--- Start of EXTRACTED ENTRIES ---
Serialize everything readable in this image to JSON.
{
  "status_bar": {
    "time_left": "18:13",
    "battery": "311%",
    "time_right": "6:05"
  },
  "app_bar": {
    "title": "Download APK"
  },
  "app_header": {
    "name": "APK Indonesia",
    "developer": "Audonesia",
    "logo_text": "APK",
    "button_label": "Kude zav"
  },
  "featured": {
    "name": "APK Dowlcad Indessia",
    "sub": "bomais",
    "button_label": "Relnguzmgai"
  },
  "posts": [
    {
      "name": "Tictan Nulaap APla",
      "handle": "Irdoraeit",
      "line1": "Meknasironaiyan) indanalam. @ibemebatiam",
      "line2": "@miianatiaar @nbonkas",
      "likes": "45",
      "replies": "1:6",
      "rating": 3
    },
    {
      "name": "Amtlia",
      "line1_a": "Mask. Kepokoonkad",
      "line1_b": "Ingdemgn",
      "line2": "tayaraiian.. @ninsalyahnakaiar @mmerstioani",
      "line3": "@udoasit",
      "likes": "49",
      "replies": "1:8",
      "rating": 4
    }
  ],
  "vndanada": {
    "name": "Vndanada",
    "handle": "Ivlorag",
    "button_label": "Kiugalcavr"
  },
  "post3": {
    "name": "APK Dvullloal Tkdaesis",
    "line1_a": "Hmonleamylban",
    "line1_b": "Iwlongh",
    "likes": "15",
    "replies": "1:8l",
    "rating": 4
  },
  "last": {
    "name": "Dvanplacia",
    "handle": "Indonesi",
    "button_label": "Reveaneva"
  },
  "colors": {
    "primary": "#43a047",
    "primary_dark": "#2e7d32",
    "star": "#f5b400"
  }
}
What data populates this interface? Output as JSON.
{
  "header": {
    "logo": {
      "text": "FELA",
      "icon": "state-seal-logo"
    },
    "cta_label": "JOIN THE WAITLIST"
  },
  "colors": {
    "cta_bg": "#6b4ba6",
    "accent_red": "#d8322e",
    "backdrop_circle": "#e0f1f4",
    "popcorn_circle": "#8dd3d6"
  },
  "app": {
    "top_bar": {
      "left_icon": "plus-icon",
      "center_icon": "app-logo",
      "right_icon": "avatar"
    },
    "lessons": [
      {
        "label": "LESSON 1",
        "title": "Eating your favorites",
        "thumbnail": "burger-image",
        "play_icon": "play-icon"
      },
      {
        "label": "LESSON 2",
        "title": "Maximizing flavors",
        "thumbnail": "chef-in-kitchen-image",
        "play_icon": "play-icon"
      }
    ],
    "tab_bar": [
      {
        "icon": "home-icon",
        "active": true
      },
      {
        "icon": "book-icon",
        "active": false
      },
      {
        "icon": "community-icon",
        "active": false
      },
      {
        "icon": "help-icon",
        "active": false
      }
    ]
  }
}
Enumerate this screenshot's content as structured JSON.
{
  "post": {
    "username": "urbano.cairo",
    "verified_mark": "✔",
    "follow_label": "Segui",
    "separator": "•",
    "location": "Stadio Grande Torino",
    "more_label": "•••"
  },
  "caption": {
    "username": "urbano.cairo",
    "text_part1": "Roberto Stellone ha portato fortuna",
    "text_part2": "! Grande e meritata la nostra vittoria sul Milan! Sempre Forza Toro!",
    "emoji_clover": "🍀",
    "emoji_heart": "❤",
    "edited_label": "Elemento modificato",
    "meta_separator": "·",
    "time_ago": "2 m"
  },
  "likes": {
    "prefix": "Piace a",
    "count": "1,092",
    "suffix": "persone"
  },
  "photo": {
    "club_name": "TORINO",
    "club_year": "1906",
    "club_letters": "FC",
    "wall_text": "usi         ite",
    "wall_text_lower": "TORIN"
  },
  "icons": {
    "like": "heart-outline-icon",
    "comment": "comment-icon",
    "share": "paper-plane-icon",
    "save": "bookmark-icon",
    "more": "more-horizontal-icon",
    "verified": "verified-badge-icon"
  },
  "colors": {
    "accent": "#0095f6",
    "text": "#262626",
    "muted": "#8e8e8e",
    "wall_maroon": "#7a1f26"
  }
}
--- End of EXTRACTED ENTRIES ---
WHAT YOU ARE ASKED TO DO:
Every entry should be output exactly as written, please.

ANSWER FOR THIS EXERCISE:
Serialize everything readable in this image to JSON.
{
  "status_bar": {
    "time_left": "18:13",
    "battery": "311%",
    "time_right": "6:05"
  },
  "app_bar": {
    "title": "Download APK"
  },
  "app_header": {
    "name": "APK Indonesia",
    "developer": "Audonesia",
    "logo_text": "APK",
    "button_label": "Kude zav"
  },
  "featured": {
    "name": "APK Dowlcad Indessia",
    "sub": "bomais",
    "button_label": "Relnguzmgai"
  },
  "posts": [
    {
      "name": "Tictan Nulaap APla",
      "handle": "Irdoraeit",
      "line1": "Meknasironaiyan) indanalam. @ibemebatiam",
      "line2": "@miianatiaar @nbonkas",
      "likes": "45",
      "replies": "1:6",
      "rating": 3
    },
    {
      "name": "Amtlia",
      "line1_a": "Mask. Kepokoonkad",
      "line1_b": "Ingdemgn",
      "line2": "tayaraiian.. @ninsalyahnakaiar @mmerstioani",
      "line3": "@udoasit",
      "likes": "49",
      "replies": "1:8",
      "rating": 4
    }
  ],
  "vndanada": {
    "name": "Vndanada",
    "handle": "Ivlorag",
    "button_label": "Kiugalcavr"
  },
  "post3": {
    "name": "APK Dvullloal Tkdaesis",
    "line1_a": "Hmonleamylban",
    "line1_b": "Iwlongh",
    "likes": "15",
    "replies": "1:8l",
    "rating": 4
  },
  "last": {
    "name": "Dvanplacia",
    "handle": "Indonesi",
    "button_label": "Reveaneva"
  },
  "colors": {
    "primary": "#43a047",
    "primary_dark": "#2e7d32",
    "star": "#f5b400"
  }
}
What data populates this interface? Output as JSON.
{
  "header": {
    "logo": {
      "text": "FELA",
      "icon": "state-seal-logo"
    },
    "cta_label": "JOIN THE WAITLIST"
  },
  "colors": {
    "cta_bg": "#6b4ba6",
    "accent_red": "#d8322e",
    "backdrop_circle": "#e0f1f4",
    "popcorn_circle": "#8dd3d6"
  },
  "app": {
    "top_bar": {
      "left_icon": "plus-icon",
      "center_icon": "app-logo",
      "right_icon": "avatar"
    },
    "lessons": [
      {
        "label": "LESSON 1",
        "title": "Eating your favorites",
        "thumbnail": "burger-image",
        "play_icon": "play-icon"
      },
      {
        "label": "LESSON 2",
        "title": "Maximizing flavors",
        "thumbnail": "chef-in-kitchen-image",
        "play_icon": "play-icon"
      }
    ],
    "tab_bar": [
      {
        "icon": "home-icon",
        "active": true
      },
      {
        "icon": "book-icon",
        "active": false
      },
      {
        "icon": "community-icon",
        "active": false
      },
      {
        "icon": "help-icon",
        "active": false
      }
    ]
  }
}
Enumerate this screenshot's content as structured JSON.
{
  "post": {
    "username": "urbano.cairo",
    "verified_mark": "✔",
    "follow_label": "Segui",
    "separator": "•",
    "location": "Stadio Grande Torino",
    "more_label": "•••"
  },
  "caption": {
    "username": "urbano.cairo",
    "text_part1": "Roberto Stellone ha portato fortuna",
    "text_part2": "! Grande e meritata la nostra vittoria sul Milan! Sempre Forza Toro!",
    "emoji_clover": "🍀",
    "emoji_heart": "❤",
    "edited_label": "Elemento modificato",
    "meta_separator": "·",
    "time_ago": "2 m"
  },
  "likes": {
    "prefix": "Piace a",
    "count": "1,092",
    "suffix": "persone"
  },
  "photo": {
    "club_name": "TORINO",
    "club_year": "1906",
    "club_letters": "FC",
    "wall_text": "usi         ite",
    "wall_text_lower": "TORIN"
  },
  "icons": {
    "like": "heart-outline-icon",
    "comment": "comment-icon",
    "share": "paper-plane-icon",
    "save": "bookmark-icon",
    "more": "more-horizontal-icon",
    "verified": "verified-badge-icon"
  },
  "colors": {
    "accent": "#0095f6",
    "text": "#262626",
    "muted": "#8e8e8e",
    "wall_maroon": "#7a1f26"
  }
}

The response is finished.